[Start of PROVIDED RECORDS]

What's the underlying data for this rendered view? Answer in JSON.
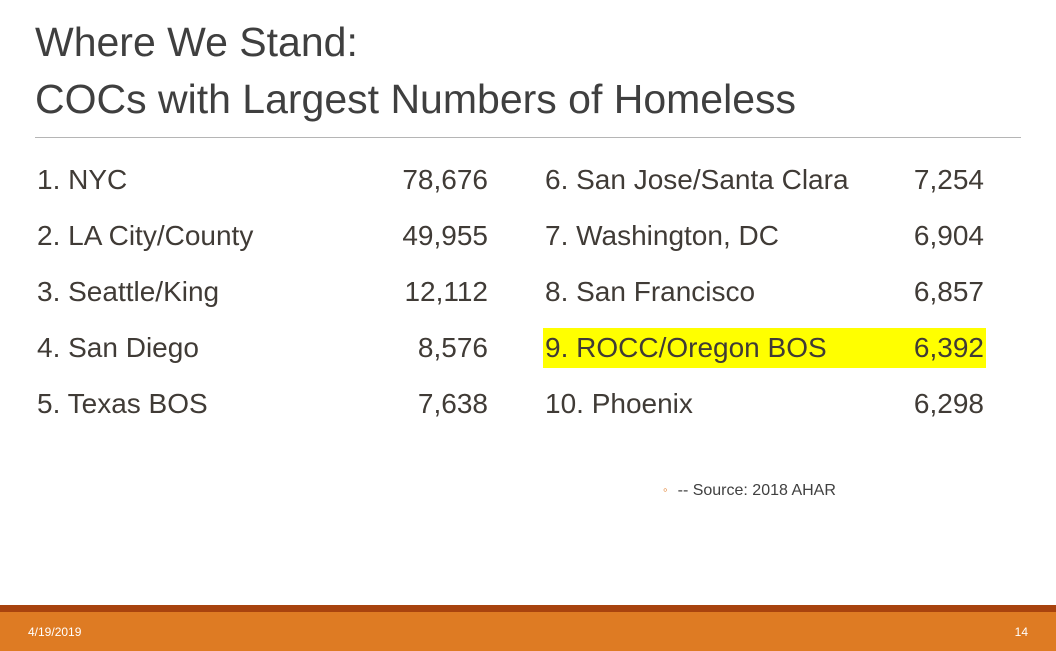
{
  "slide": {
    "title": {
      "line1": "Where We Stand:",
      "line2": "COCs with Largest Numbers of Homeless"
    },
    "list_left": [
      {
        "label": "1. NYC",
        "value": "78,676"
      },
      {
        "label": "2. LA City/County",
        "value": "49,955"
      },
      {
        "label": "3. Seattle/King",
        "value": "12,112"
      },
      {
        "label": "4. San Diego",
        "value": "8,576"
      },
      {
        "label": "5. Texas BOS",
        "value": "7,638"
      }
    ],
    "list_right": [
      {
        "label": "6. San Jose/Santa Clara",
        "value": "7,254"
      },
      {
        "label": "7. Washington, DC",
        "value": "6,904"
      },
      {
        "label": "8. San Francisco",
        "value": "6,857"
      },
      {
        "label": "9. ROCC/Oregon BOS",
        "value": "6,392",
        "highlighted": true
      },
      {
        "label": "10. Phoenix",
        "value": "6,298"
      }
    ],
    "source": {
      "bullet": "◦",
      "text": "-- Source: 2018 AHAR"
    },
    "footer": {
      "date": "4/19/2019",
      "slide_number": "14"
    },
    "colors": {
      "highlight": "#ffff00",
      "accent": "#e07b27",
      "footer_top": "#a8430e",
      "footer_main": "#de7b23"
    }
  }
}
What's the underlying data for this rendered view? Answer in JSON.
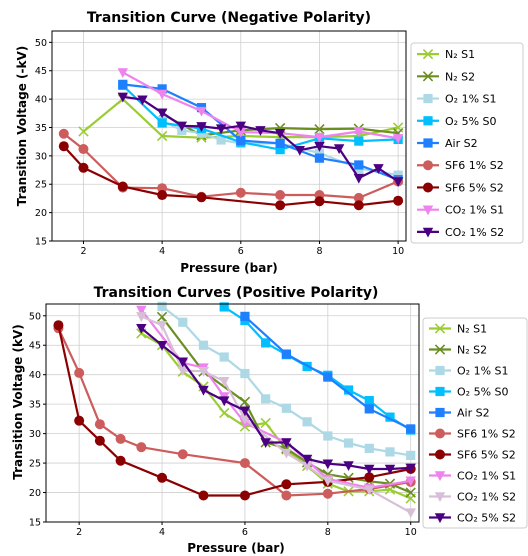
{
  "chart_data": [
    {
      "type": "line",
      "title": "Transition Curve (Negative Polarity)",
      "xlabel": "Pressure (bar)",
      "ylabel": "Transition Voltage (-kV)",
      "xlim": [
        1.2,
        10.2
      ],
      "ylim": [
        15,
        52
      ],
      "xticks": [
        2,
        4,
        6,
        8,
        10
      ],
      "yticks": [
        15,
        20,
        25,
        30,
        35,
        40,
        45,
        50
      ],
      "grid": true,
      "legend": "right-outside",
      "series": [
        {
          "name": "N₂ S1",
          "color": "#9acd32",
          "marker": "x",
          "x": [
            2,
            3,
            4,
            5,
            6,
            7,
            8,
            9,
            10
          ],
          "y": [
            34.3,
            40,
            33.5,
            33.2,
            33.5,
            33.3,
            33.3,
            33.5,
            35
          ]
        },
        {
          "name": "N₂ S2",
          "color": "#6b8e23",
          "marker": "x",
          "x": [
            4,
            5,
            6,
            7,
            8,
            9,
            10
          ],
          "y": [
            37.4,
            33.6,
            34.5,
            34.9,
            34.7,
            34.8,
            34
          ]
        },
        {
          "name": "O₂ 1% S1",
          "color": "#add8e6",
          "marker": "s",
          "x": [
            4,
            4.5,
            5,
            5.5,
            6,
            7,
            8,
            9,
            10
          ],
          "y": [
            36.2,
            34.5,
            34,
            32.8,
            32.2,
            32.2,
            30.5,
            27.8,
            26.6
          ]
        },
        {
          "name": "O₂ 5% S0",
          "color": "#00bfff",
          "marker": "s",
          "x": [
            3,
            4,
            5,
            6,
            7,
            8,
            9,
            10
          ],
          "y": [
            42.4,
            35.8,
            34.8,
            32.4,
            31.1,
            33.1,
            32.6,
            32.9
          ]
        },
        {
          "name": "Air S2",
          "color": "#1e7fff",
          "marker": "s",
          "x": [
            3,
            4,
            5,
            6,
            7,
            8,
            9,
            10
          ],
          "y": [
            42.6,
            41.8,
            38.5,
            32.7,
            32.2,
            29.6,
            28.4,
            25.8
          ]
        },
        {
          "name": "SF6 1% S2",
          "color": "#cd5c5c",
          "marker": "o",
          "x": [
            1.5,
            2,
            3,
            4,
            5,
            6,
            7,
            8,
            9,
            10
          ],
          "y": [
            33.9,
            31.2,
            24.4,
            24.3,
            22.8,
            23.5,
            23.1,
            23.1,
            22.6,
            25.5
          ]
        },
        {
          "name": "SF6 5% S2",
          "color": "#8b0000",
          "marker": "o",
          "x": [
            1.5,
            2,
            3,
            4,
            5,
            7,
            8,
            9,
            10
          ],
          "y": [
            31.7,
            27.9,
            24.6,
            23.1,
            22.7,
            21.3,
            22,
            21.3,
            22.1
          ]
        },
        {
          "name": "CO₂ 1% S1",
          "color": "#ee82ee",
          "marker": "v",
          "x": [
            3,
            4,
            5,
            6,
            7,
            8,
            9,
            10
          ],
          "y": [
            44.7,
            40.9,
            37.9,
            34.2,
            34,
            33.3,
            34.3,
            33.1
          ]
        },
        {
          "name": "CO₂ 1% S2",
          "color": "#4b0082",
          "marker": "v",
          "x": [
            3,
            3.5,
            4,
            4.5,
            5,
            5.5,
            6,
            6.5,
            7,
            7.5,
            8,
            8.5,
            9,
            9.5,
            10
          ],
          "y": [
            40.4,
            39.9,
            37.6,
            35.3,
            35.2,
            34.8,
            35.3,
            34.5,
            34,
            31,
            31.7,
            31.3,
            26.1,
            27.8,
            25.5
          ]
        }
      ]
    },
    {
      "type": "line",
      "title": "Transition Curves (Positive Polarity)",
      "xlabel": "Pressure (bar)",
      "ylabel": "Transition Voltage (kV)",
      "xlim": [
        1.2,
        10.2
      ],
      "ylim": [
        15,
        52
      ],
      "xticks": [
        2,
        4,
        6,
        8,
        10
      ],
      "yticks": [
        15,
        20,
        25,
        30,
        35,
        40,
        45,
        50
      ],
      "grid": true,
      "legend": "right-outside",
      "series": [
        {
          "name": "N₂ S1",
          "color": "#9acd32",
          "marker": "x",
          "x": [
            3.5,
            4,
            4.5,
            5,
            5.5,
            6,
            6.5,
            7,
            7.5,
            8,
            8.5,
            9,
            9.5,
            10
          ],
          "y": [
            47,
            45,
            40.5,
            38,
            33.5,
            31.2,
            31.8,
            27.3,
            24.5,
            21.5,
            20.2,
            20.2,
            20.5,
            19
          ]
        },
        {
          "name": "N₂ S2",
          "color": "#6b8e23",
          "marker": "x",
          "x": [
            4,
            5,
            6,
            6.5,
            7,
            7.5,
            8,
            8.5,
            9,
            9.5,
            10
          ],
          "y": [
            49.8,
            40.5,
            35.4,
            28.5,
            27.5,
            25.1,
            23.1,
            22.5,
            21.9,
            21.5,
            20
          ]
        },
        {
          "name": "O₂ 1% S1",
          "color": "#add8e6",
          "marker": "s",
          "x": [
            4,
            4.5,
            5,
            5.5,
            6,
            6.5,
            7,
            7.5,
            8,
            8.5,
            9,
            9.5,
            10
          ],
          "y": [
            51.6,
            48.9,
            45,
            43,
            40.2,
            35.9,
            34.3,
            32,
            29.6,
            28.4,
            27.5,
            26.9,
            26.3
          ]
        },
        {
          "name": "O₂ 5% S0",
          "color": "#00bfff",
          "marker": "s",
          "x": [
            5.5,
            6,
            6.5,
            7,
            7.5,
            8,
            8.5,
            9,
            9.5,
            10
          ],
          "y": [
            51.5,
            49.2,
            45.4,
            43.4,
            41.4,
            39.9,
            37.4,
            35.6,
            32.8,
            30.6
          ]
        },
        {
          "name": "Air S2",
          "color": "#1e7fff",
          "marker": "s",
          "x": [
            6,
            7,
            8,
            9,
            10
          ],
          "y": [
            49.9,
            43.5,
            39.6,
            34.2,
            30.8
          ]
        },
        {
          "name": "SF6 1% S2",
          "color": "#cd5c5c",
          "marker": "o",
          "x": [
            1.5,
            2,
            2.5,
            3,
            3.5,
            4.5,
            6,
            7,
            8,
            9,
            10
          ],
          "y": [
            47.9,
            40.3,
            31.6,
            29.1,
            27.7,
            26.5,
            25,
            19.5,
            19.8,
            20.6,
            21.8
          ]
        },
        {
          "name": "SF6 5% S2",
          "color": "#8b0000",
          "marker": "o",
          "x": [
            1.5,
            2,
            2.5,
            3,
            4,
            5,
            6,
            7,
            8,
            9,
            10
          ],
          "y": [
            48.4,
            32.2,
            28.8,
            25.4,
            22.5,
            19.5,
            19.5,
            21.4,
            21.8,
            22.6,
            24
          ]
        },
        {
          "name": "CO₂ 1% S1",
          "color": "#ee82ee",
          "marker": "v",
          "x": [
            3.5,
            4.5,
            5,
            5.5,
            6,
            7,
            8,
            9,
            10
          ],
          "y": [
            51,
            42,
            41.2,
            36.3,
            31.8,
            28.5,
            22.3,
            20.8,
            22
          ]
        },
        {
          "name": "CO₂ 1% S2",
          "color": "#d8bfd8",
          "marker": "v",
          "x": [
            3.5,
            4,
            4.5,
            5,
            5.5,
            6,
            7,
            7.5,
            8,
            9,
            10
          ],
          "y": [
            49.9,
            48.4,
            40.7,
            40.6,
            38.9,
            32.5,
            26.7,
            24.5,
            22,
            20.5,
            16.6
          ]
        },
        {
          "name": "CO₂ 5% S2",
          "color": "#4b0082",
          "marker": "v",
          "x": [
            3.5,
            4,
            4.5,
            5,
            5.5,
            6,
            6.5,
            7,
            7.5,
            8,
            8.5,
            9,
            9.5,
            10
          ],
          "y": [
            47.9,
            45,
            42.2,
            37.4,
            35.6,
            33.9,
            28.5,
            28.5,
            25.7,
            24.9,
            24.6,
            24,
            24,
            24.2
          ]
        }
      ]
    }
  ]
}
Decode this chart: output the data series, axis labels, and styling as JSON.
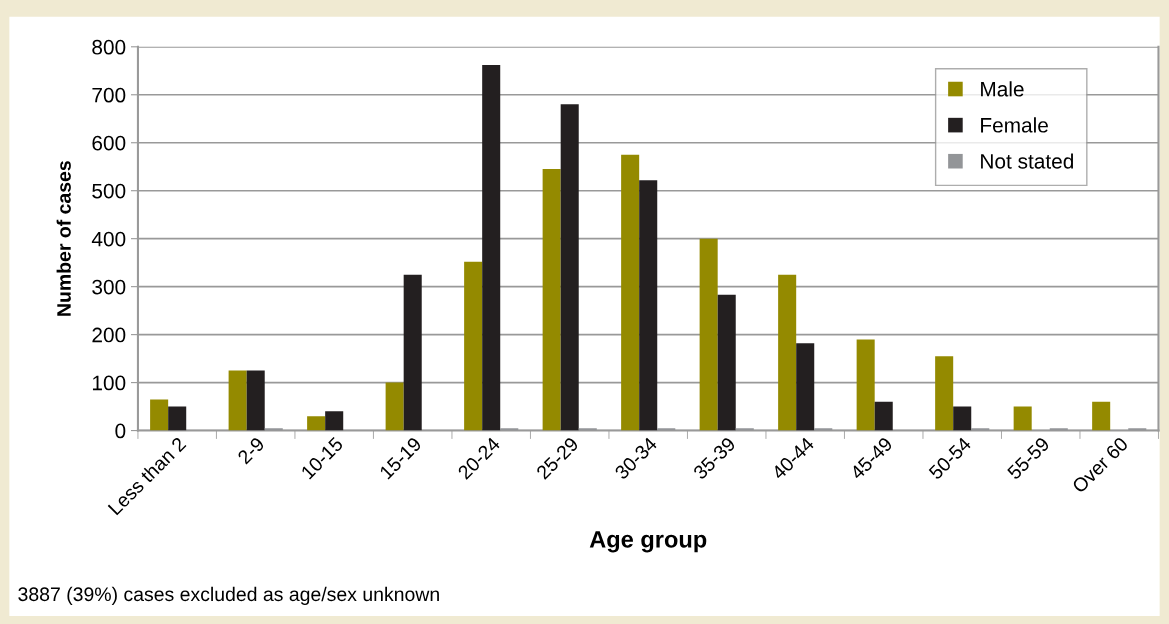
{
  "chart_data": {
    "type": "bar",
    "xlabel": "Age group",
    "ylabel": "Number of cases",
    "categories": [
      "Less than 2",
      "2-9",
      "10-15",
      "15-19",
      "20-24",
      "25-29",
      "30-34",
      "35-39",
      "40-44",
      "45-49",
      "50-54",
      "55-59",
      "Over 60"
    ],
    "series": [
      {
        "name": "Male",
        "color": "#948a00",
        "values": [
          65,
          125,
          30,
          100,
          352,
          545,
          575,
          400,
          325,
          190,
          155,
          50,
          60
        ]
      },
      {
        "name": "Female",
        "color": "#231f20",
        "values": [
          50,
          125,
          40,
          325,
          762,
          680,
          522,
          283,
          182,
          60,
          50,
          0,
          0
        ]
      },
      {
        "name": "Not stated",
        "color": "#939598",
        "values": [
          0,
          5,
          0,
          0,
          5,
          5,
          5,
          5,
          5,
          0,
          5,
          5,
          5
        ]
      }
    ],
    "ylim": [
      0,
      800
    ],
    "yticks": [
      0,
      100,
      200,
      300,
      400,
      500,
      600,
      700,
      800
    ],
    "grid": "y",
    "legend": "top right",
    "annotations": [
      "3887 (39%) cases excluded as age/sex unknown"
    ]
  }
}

[End of PROVIDED RECORDS]

YOUR TASK: Report each line in the preceding entries that holds the string "ylabel".

PROBLEM SOLUTION:
      "ylabel": "Transition Voltage (-kV)",
      "ylabel": "Transition Voltage (kV)",
    "ylabel": "Number of cases",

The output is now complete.